====== DATA FOR THIS TASK

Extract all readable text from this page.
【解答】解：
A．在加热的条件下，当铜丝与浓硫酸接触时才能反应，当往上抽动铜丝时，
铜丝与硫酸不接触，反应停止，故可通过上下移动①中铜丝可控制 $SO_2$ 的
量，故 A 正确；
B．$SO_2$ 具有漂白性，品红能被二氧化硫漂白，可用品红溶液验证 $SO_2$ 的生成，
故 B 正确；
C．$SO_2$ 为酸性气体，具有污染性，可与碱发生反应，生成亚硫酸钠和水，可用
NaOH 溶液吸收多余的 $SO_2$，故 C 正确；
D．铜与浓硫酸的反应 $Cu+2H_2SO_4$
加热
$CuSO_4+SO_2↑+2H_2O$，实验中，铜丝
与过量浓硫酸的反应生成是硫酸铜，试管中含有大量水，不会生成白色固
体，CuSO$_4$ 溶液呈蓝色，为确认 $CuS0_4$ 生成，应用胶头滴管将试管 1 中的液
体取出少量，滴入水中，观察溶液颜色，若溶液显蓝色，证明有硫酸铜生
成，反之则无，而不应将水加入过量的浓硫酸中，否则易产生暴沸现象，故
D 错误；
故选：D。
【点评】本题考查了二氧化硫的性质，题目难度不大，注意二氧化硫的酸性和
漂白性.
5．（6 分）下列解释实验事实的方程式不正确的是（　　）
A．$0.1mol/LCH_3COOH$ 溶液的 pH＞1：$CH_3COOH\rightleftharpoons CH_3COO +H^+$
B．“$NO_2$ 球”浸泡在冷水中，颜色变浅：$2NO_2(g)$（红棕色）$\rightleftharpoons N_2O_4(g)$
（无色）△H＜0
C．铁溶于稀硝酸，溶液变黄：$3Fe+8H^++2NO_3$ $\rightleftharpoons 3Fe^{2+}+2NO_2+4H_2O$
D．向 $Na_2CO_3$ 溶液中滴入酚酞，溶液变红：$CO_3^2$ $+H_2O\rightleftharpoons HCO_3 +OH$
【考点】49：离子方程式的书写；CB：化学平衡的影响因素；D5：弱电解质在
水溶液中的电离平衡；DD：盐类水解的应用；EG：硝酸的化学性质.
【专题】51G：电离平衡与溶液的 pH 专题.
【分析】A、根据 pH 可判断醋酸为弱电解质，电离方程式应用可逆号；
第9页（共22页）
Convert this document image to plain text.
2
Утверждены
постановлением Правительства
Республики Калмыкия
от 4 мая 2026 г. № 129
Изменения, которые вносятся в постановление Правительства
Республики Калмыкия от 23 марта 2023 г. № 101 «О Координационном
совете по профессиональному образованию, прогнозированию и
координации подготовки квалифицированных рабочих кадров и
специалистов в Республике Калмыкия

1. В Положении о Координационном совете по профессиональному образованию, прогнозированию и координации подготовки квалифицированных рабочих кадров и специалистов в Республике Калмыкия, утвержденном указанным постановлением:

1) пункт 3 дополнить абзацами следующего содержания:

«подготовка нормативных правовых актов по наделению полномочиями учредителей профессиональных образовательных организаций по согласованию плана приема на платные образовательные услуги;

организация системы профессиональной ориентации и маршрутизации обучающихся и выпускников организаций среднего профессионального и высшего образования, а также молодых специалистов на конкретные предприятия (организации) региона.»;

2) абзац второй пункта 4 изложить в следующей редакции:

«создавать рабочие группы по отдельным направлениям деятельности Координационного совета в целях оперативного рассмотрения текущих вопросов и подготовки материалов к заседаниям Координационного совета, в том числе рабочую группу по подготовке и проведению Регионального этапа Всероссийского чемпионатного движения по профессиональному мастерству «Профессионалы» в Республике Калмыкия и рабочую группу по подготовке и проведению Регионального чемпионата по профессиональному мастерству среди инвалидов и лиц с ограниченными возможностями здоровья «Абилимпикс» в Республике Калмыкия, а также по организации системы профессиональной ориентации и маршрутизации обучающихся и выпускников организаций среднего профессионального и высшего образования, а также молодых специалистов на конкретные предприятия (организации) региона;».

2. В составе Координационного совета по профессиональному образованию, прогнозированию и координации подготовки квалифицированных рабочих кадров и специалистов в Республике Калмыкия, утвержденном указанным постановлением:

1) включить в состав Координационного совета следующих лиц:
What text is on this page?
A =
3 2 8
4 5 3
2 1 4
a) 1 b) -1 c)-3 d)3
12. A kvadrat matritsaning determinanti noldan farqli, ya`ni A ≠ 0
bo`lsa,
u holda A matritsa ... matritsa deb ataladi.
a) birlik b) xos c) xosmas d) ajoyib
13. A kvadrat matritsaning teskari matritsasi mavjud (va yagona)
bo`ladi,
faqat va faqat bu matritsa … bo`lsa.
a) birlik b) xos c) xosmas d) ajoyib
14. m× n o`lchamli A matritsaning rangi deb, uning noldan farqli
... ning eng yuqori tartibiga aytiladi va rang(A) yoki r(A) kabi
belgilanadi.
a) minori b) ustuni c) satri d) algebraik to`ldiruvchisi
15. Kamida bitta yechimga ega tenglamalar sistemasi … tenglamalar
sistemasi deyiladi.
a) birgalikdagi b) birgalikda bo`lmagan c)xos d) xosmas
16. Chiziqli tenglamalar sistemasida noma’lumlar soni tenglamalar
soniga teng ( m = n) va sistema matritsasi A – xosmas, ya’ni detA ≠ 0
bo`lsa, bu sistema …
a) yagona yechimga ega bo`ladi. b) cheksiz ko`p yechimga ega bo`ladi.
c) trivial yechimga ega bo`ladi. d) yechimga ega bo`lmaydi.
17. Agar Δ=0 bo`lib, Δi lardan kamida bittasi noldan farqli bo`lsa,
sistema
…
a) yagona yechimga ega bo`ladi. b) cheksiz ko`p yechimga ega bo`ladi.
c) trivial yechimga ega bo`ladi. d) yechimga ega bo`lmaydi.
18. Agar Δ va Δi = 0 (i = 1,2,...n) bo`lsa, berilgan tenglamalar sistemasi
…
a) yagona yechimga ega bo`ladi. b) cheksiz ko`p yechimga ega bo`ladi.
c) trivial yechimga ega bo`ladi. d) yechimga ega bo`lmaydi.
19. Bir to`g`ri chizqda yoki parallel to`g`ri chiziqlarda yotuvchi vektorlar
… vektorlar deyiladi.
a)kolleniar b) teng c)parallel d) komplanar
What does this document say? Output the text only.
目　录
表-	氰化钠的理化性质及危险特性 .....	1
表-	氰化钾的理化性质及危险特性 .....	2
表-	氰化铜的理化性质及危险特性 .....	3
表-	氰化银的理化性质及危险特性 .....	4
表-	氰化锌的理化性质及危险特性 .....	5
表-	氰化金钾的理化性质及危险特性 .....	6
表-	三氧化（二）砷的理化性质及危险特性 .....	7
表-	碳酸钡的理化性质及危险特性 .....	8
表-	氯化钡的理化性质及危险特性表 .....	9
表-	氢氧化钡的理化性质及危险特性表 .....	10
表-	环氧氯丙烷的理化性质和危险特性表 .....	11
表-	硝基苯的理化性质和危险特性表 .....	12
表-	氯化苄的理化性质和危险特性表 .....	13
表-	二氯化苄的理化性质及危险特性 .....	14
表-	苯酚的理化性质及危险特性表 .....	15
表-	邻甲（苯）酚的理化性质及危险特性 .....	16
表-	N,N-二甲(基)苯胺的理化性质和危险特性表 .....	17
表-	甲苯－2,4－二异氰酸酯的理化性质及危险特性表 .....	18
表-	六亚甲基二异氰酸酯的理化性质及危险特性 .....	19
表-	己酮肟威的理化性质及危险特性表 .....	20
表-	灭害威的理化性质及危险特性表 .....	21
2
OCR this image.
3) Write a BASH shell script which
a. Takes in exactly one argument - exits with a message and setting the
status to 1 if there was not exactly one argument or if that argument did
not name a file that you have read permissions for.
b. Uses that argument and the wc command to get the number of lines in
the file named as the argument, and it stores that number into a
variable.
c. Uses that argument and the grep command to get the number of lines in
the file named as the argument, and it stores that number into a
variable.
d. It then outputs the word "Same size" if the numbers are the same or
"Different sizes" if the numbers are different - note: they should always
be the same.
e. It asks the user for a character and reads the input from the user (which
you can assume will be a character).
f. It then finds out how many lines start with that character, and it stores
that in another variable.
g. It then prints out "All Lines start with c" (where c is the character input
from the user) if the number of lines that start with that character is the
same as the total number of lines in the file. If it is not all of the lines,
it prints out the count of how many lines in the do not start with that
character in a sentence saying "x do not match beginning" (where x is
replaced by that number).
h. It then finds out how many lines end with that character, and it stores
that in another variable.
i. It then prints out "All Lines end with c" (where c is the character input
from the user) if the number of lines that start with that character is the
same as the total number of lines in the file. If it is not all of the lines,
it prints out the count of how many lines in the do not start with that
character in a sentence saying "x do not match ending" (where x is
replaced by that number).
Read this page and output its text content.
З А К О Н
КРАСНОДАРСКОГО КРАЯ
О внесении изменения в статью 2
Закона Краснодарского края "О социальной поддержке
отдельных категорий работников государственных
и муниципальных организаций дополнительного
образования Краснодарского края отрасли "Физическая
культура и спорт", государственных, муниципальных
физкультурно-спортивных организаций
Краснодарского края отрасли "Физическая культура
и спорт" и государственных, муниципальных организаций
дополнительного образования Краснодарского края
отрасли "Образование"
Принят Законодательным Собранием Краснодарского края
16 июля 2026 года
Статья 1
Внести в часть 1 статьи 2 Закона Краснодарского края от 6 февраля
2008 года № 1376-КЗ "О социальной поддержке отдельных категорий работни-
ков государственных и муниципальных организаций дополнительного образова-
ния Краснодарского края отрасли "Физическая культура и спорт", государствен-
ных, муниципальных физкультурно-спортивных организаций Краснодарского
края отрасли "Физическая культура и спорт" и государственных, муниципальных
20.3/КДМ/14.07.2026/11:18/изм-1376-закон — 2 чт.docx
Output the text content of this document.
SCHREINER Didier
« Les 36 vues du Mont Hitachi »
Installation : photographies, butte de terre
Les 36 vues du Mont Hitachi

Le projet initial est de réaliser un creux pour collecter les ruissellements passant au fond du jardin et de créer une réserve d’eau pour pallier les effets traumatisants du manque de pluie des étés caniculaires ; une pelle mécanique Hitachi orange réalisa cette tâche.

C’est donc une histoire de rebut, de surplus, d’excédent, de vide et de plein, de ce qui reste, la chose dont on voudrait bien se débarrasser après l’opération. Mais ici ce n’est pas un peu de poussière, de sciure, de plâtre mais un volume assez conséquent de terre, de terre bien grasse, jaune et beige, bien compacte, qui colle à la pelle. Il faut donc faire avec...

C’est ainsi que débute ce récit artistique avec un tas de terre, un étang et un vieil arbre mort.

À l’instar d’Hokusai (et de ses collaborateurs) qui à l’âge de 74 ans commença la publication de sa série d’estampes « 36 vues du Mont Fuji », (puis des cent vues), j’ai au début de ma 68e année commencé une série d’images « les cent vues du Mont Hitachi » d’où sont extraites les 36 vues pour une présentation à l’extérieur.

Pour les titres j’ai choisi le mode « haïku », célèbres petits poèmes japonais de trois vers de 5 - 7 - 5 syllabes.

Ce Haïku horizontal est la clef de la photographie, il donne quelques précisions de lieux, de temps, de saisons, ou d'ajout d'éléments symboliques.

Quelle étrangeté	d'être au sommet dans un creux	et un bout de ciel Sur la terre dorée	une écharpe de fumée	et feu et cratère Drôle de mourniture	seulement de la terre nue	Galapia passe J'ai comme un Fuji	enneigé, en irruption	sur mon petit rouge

============

§ **TASK REQUIREMENTS**
How many lines of the listing above include the word "which"? Reply with the number alone.

§ **FINAL RESULT**
2